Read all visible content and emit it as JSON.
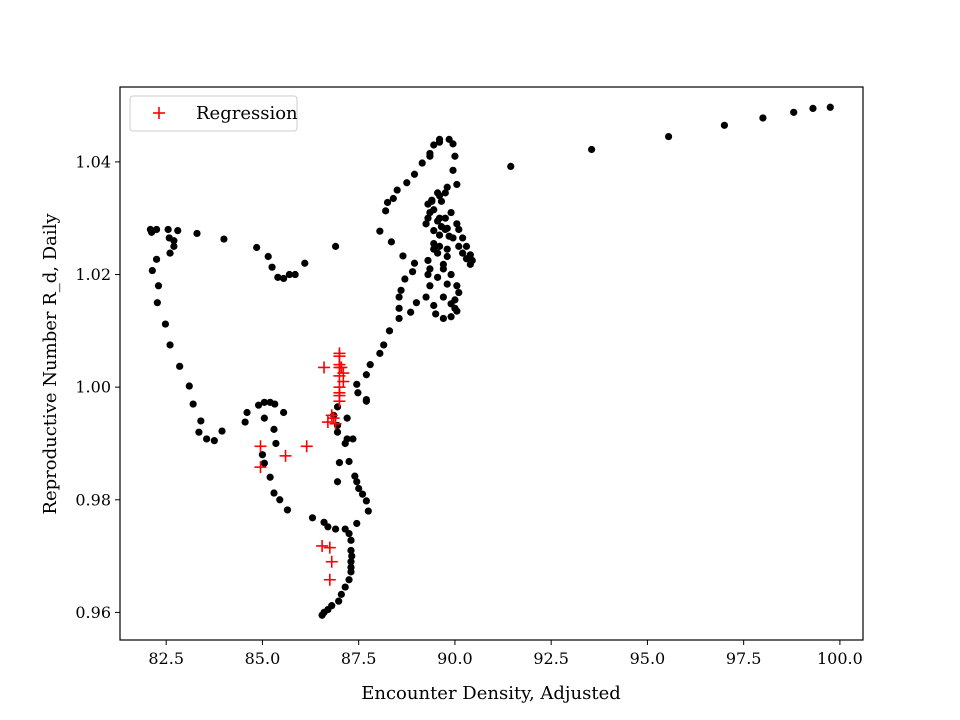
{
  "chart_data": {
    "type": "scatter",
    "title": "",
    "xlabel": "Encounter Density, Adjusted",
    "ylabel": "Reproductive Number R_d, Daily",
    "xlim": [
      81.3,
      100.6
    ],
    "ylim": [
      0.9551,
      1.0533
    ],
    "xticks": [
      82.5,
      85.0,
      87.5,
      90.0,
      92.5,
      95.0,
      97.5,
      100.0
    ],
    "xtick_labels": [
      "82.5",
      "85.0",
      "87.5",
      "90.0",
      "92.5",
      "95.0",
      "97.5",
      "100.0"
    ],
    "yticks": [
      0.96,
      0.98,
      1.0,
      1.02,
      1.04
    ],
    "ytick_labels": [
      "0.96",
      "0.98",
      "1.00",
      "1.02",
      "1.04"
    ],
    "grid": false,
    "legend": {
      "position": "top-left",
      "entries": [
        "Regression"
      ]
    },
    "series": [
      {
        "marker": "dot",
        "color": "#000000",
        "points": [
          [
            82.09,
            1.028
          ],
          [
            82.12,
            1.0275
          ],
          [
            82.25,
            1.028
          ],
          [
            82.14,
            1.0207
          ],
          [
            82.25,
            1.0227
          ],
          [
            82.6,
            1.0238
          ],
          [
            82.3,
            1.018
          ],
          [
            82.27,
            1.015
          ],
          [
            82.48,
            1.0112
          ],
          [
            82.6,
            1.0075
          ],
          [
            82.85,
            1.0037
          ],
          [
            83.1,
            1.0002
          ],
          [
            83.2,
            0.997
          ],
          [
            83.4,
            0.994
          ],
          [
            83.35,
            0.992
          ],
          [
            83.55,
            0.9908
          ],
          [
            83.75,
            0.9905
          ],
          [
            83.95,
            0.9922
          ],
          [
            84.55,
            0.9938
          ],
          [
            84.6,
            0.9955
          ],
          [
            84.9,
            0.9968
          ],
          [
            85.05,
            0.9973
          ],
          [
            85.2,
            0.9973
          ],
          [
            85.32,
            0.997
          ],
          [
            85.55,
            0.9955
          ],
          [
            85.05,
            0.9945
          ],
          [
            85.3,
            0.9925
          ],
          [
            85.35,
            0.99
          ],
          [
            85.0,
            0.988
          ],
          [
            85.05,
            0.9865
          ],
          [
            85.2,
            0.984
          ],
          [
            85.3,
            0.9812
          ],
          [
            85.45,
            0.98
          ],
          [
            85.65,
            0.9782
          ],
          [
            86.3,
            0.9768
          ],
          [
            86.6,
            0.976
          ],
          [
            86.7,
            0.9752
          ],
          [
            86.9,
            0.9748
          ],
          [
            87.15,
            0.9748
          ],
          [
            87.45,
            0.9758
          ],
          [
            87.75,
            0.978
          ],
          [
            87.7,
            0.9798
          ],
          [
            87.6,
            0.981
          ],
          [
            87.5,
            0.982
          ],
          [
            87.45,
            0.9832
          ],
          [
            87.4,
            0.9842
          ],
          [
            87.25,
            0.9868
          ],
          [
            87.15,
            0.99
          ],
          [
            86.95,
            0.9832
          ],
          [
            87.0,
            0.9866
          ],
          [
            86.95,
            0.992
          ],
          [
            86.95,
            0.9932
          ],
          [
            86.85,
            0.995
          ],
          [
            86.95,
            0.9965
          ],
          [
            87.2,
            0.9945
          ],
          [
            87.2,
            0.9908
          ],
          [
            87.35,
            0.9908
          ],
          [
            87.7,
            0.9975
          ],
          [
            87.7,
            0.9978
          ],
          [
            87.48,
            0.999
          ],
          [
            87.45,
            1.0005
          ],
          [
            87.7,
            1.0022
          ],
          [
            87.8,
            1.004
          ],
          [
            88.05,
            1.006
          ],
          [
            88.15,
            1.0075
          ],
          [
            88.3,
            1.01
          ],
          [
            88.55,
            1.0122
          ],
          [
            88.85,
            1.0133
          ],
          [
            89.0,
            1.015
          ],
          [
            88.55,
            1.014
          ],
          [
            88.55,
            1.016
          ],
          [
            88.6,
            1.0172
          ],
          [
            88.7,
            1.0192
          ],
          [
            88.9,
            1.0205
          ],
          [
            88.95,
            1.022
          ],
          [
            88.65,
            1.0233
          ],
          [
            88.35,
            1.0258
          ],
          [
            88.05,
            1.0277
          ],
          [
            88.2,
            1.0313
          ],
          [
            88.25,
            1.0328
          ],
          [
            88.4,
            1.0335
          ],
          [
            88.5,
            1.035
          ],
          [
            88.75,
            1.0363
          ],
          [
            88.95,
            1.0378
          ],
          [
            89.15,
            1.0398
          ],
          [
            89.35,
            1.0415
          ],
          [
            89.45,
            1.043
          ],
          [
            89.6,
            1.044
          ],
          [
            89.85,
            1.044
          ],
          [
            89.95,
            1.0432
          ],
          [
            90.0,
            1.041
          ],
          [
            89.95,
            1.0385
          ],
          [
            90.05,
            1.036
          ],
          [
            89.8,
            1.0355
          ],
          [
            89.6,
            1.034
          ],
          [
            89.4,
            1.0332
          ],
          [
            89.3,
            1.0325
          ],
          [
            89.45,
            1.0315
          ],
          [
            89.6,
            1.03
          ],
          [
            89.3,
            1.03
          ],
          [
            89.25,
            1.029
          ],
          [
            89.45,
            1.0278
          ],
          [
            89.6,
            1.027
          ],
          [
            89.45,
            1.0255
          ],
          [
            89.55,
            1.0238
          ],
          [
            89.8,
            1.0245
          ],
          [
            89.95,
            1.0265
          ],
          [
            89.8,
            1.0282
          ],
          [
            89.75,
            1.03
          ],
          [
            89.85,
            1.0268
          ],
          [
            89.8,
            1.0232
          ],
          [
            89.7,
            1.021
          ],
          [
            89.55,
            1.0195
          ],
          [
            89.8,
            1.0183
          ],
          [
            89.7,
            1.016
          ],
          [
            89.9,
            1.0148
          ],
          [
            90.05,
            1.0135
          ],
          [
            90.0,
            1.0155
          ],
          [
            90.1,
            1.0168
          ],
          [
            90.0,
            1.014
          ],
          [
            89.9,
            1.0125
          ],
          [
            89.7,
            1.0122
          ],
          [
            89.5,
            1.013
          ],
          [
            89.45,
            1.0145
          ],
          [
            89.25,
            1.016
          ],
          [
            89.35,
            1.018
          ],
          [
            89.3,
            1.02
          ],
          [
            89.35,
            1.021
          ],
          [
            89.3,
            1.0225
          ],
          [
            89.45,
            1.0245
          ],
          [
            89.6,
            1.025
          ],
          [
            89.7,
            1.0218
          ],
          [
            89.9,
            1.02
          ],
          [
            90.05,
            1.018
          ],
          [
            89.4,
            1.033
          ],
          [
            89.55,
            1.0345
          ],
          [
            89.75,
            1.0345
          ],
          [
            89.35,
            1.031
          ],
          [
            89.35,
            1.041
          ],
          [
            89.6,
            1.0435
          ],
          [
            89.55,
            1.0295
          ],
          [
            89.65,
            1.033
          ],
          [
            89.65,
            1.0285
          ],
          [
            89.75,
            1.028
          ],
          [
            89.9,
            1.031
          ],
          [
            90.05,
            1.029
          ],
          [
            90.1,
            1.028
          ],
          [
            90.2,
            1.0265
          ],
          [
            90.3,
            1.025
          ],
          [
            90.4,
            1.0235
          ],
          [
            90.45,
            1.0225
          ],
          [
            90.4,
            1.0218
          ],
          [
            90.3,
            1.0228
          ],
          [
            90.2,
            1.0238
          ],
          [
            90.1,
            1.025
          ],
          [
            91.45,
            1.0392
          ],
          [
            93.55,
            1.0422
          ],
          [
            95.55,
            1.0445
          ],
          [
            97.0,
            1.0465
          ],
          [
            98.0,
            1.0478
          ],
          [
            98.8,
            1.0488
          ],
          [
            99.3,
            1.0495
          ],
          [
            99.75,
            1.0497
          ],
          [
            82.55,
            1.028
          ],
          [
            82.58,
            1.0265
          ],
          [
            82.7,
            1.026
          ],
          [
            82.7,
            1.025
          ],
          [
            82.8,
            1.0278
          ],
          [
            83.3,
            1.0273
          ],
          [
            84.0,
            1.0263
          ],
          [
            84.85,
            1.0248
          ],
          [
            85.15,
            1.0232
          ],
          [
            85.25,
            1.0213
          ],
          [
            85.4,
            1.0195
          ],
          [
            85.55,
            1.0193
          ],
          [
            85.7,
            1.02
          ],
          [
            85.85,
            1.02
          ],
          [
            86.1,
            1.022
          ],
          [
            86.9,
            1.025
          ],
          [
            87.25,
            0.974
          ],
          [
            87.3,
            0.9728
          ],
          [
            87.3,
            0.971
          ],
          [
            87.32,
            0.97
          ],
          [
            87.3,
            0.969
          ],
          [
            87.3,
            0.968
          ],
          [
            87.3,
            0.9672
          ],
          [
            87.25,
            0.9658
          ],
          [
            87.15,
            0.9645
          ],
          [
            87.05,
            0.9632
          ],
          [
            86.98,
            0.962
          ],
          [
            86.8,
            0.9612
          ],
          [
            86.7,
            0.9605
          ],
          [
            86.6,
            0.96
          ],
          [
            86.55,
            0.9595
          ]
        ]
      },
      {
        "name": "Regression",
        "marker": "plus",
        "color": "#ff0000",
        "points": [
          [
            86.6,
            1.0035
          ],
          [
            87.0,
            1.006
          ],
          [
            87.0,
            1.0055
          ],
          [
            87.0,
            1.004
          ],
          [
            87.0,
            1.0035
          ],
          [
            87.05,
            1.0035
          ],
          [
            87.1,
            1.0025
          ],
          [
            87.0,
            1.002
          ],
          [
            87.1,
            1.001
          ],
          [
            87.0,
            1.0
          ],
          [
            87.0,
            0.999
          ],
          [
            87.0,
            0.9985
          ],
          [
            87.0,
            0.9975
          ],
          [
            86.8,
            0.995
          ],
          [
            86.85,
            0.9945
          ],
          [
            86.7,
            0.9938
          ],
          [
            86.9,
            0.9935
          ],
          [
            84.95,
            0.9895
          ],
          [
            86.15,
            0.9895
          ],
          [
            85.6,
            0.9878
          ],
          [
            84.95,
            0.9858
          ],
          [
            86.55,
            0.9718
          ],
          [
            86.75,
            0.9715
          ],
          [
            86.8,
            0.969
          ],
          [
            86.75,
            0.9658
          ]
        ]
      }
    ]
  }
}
________________________________________
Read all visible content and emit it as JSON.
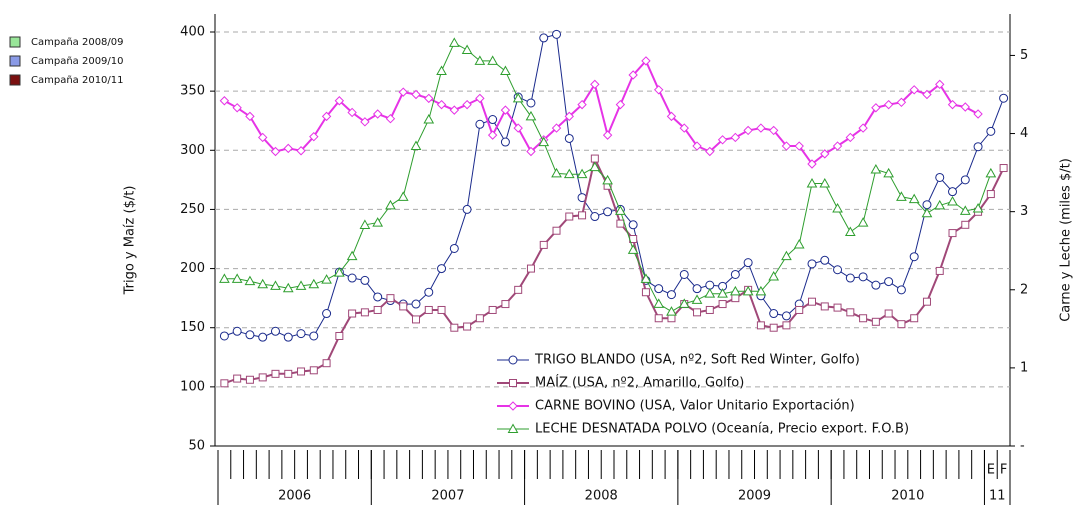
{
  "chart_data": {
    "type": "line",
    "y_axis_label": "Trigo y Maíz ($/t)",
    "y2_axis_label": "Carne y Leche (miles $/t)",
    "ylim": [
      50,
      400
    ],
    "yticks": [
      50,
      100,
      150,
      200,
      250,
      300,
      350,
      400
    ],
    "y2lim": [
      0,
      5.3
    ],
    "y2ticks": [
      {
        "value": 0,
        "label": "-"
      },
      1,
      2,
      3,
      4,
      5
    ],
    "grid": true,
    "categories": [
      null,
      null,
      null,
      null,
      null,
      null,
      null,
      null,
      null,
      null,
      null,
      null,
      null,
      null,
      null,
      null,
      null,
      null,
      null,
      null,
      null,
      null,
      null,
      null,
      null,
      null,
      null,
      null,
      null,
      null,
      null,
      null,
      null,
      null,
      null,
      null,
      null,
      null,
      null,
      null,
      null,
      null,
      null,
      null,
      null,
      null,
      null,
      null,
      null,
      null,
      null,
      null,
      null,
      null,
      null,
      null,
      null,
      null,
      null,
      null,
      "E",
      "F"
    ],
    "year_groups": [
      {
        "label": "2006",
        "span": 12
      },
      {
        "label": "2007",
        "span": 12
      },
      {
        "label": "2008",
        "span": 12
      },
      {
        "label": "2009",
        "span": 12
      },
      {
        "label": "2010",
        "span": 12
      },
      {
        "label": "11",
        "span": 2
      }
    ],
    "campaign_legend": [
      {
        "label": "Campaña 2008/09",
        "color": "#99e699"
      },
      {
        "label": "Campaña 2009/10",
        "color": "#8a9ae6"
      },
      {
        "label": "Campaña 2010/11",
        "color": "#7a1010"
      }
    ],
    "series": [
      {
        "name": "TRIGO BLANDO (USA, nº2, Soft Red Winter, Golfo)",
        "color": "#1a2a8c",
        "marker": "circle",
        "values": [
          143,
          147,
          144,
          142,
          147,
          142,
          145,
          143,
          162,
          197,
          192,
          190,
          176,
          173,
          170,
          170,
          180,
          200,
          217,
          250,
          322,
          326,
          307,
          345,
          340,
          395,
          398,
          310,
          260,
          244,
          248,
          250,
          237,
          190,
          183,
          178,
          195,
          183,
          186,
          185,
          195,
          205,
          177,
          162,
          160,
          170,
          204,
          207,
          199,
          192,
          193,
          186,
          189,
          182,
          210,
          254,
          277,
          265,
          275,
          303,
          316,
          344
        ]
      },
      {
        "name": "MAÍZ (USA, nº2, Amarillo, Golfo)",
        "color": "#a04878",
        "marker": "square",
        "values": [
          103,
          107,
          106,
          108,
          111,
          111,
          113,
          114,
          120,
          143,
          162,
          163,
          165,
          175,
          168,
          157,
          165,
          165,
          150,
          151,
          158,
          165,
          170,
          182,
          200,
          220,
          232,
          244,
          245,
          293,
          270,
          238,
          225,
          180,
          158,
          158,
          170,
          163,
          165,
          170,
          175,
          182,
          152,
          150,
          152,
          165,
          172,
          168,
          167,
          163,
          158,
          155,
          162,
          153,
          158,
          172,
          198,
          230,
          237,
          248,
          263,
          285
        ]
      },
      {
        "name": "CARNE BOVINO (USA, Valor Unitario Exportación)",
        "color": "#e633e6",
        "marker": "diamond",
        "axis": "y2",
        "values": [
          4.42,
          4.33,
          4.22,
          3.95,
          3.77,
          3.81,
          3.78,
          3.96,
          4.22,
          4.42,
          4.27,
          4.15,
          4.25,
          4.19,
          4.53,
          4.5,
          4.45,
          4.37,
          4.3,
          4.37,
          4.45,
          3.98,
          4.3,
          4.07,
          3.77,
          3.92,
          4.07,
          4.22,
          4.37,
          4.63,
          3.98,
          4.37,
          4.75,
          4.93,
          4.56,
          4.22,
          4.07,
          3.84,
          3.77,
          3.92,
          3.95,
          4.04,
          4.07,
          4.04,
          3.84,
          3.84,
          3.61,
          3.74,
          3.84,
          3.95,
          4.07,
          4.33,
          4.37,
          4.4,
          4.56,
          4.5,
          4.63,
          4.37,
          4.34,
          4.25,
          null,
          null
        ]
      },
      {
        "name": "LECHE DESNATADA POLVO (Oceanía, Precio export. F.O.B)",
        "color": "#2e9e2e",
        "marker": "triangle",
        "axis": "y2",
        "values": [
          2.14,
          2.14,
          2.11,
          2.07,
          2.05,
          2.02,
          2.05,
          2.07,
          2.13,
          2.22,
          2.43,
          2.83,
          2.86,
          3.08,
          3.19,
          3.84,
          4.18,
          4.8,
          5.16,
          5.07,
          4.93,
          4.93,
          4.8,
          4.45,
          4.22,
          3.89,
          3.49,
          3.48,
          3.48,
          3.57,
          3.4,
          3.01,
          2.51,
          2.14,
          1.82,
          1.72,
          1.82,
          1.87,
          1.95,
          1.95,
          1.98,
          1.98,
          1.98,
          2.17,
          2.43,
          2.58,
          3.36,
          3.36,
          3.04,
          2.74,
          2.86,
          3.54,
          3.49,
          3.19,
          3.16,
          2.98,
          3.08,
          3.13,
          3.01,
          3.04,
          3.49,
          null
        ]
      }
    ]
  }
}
________________________________________
Give only the number of lines in the records that include the word "color".

9